**TEXTO DEL DOCUMENTO:**
=-=-=-=-=
Sin embargo, los conversos recientes forman importantes familias cristianas, lo que hace afirmar al reconocido historiador, Profesor Claudio Sánchez Albornoz: “Soy de los que creen que, en España, del rey abajo ninguno puede estar seguro de no contar algún judío entre sus antepasados, y tanto menos cuanto más cerca se encuentra cada cual de las altas jerarquías sociales.
En estas circunstancias, durante el reinado conjunto de Fernando de Aragón e Isabel I de Castilla, la Inquisición se implantó como tribunal permanente para combatir más a los falsos conversos que a los judíos segregados. En esta época se planteó la guerra contra el reino de Granada, el último reducto islámico en España. El deseo de llevar a cabo la unidad territorial y religiosa de los Reyes Católicos se concentró en esta última conquista. A pesar de que judíos como Don Isaac Abrabanel y Abraham Senior colaboraron con la reina Isabel en el abastecimiento de los ejércitos cristianos, contra todas sus esperanzas de ayudar a sus hermanos sefaradíes, 60 días después de la toma de Granada un edicto real ordenó que en el plazo de cuatro meses abandonaran los reinos españoles todos los judíos fieles a su fe que en ellos residieran y dejaran en España todo lo que les pertenecía.
=-=-=-=-=
**MATERIAL PROPORCIONADO:**
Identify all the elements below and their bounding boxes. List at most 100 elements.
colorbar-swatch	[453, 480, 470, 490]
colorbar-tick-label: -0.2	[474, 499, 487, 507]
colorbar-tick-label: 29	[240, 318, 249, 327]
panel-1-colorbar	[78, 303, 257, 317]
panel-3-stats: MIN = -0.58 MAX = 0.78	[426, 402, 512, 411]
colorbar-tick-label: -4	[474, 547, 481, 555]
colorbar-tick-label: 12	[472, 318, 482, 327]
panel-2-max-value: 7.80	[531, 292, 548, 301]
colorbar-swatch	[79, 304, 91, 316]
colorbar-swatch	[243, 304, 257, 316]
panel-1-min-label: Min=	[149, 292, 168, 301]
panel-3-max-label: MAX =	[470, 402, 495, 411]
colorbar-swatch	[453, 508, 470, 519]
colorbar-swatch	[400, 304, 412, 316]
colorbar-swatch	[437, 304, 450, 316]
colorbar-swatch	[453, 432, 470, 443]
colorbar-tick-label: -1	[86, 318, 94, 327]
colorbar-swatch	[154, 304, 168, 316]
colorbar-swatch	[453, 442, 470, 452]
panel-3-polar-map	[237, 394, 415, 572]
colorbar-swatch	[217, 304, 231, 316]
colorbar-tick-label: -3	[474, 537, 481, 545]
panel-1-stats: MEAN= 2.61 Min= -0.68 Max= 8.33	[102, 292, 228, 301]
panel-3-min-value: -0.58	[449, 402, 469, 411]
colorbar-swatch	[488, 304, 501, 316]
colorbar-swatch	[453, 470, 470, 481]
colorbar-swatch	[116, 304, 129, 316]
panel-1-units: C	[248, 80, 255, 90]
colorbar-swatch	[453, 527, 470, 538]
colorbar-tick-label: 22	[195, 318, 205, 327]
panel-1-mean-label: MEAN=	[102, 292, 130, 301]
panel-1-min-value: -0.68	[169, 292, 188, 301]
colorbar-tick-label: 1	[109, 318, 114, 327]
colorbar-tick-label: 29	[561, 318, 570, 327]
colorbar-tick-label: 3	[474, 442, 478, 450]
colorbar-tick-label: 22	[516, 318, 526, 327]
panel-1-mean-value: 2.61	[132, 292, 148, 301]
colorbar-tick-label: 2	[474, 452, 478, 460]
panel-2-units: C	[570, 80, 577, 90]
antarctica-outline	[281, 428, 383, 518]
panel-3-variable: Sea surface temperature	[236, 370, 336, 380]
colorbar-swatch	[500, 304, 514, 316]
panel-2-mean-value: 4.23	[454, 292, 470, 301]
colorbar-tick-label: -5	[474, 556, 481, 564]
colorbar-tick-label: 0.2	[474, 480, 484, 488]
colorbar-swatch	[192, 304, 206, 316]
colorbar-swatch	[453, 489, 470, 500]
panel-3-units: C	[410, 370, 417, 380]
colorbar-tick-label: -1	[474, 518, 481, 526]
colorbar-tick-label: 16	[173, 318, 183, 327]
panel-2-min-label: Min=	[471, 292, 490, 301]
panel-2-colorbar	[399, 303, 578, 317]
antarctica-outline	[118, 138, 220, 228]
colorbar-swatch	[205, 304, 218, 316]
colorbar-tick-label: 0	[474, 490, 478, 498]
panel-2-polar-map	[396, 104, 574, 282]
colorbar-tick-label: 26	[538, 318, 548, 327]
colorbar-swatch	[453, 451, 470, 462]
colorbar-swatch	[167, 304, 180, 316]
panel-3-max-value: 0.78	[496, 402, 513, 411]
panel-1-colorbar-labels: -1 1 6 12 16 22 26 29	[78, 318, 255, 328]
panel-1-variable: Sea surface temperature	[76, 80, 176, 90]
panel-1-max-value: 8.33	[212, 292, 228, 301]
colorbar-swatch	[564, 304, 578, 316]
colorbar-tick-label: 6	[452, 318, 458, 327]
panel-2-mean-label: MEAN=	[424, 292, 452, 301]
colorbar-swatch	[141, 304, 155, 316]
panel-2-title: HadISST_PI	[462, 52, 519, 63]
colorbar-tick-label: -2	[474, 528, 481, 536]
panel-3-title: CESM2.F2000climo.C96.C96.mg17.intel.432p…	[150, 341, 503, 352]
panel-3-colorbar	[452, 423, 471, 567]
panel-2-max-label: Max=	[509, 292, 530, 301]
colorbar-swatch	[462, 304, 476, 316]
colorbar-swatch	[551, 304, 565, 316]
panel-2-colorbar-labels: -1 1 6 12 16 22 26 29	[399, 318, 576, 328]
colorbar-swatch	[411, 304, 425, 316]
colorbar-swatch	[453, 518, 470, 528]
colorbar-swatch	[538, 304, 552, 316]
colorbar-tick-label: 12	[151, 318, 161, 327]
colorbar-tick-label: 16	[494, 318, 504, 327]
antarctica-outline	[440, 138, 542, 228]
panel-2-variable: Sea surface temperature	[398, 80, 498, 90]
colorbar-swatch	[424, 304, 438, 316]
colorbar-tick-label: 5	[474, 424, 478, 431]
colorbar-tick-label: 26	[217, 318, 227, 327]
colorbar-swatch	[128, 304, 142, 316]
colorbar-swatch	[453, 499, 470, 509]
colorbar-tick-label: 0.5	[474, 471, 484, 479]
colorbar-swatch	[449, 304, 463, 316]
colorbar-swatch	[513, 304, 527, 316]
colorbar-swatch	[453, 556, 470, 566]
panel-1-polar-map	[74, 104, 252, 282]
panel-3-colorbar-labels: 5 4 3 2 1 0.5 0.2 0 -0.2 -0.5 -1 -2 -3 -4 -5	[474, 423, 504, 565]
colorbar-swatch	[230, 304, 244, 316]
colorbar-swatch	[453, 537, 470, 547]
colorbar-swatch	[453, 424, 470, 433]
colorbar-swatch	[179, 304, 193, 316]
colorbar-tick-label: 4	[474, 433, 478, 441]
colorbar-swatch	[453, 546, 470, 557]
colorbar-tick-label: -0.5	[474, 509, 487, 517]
=-=-=-=-=
**TAREAS Y EJERCICIOS:**
• A. Enumere todas las personas mencionadas por su nombre en el texto del documento.
• B. Reproduzca del texto del documento el fragmento comprendido entre "Sin embargo, los" y "altas jerarquías sociales.", ambos incluidos.
• C. Según el texto del documento, ¿qué circunstancia lleva al profesor Claudio Sánchez Albornoz a afirmar que en España nadie puede estar seguro de no tener algún judío entre sus antepasados?

**SOLUCIONES:**
• A.
- Claudio Sánchez Albornoz
- Fernando de Aragón
- Isabel I de Castilla
- Isaac Abrabanel
- Abraham Senior

• B.
Sin embargo, los conversos recientes forman importantes familias cristianas, lo que hace afirmar al reconocido historiador, Profesor Claudio Sánchez Albornoz: “Soy de los que creen que, en España, del rey abajo ninguno puede estar seguro de no contar algún judío entre sus antepasados, y tanto menos cuanto más cerca se encuentra cada cual de las altas jerarquías sociales.

• C. Lo lleva a afirmarlo el hecho de que los conversos recientes formaban importantes familias cristianas.